▶ [Task details]: Return all lines below containing the word "JSON".
--- Begin Data supplied ---
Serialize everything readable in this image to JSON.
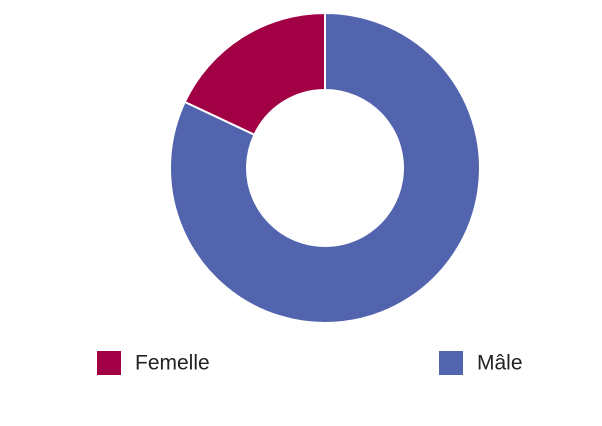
{
  "chart_data": {
    "type": "donut",
    "categories": [
      "Femelle",
      "Mâle"
    ],
    "values": [
      18,
      82
    ],
    "colors": [
      "#a10044",
      "#5264ae"
    ]
  }
}
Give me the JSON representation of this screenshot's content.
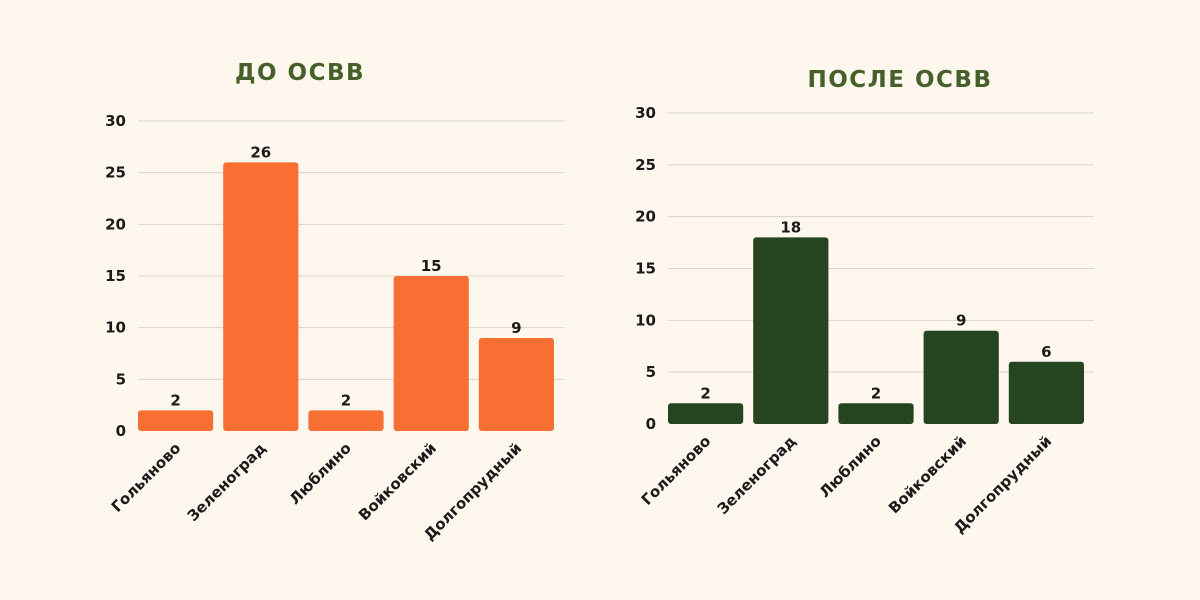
{
  "colors": {
    "background": "#fdf7ee",
    "title": "#45602a",
    "gridline": "#d8d6c8",
    "text": "#1a1a1a"
  },
  "chart_data": [
    {
      "type": "bar",
      "title": "ДО ОСВВ",
      "categories": [
        "Гольяново",
        "Зеленоград",
        "Люблино",
        "Войковский",
        "Долгопрудный"
      ],
      "values": [
        2,
        26,
        2,
        15,
        9
      ],
      "color": "#f76f33",
      "ylim": [
        0,
        30
      ],
      "yticks": [
        0,
        5,
        10,
        15,
        20,
        25,
        30
      ],
      "grid": true,
      "xlabel": "",
      "ylabel": ""
    },
    {
      "type": "bar",
      "title": "ПОСЛЕ ОСВВ",
      "categories": [
        "Гольяново",
        "Зеленоград",
        "Люблино",
        "Войковский",
        "Долгопрудный"
      ],
      "values": [
        2,
        18,
        2,
        9,
        6
      ],
      "color": "#254520",
      "ylim": [
        0,
        30
      ],
      "yticks": [
        0,
        5,
        10,
        15,
        20,
        25,
        30
      ],
      "grid": true,
      "xlabel": "",
      "ylabel": ""
    }
  ]
}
--- End Data supplied ---
▶ [Right answer]:
Serialize everything readable in this image to JSON.
Give me the JSON representation of this screenshot's content.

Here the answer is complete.